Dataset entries
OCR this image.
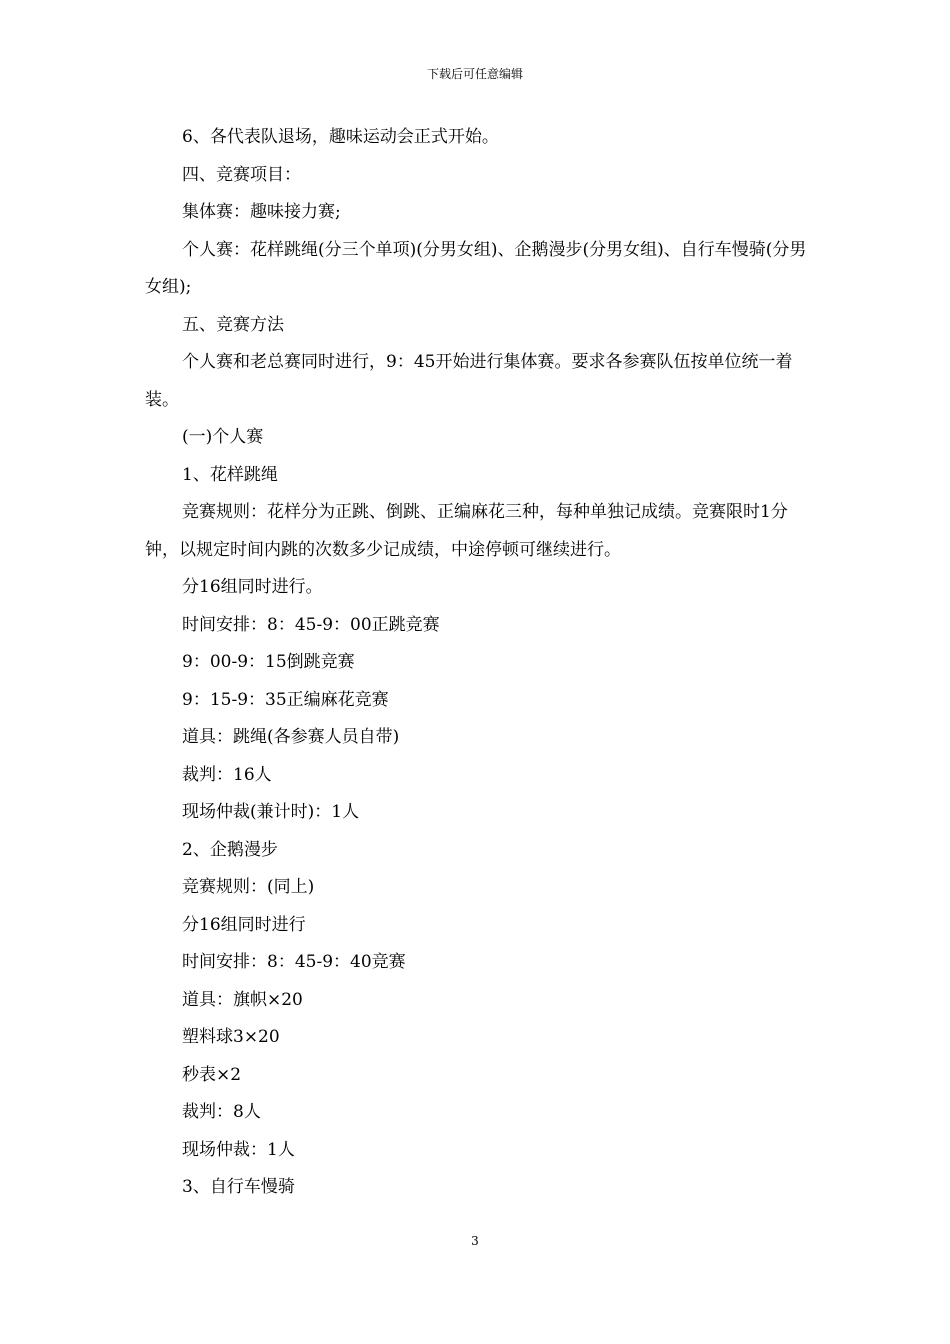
下载后可任意编辑

6、各代表队退场，趣味运动会正式开始。

四、竞赛项目：

集体赛：趣味接力赛;

个人赛：花样跳绳(分三个单项)(分男女组)、企鹅漫步(分男女组)、自行车慢骑(分男女组);

五、竞赛方法

个人赛和老总赛同时进行，9：45开始进行集体赛。要求各参赛队伍按单位统一着装。

(一)个人赛

1、花样跳绳

竞赛规则：花样分为正跳、倒跳、正编麻花三种，每种单独记成绩。竞赛限时1分钟，以规定时间内跳的次数多少记成绩，中途停顿可继续进行。

分16组同时进行。

时间安排：8：45-9：00正跳竞赛

9：00-9：15倒跳竞赛

9：15-9：35正编麻花竞赛

道具：跳绳(各参赛人员自带)

裁判：16人

现场仲裁(兼计时)：1人

2、企鹅漫步

竞赛规则：(同上)

分16组同时进行

时间安排：8：45-9：40竞赛

道具：旗帜×20

塑料球3×20

秒表×2

裁判：8人

现场仲裁：1人

3、自行车慢骑

3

* Stated task: Filter the records, keeping only lines that contain "竞赛规则", and show those lines.

* Response to the exercise:
竞赛规则：花样分为正跳、倒跳、正编麻花三种，每种单独记成绩。竞赛限时1分钟，以规定时间内跳的次数多少记成绩，中途停顿可继续进行。
竞赛规则：(同上)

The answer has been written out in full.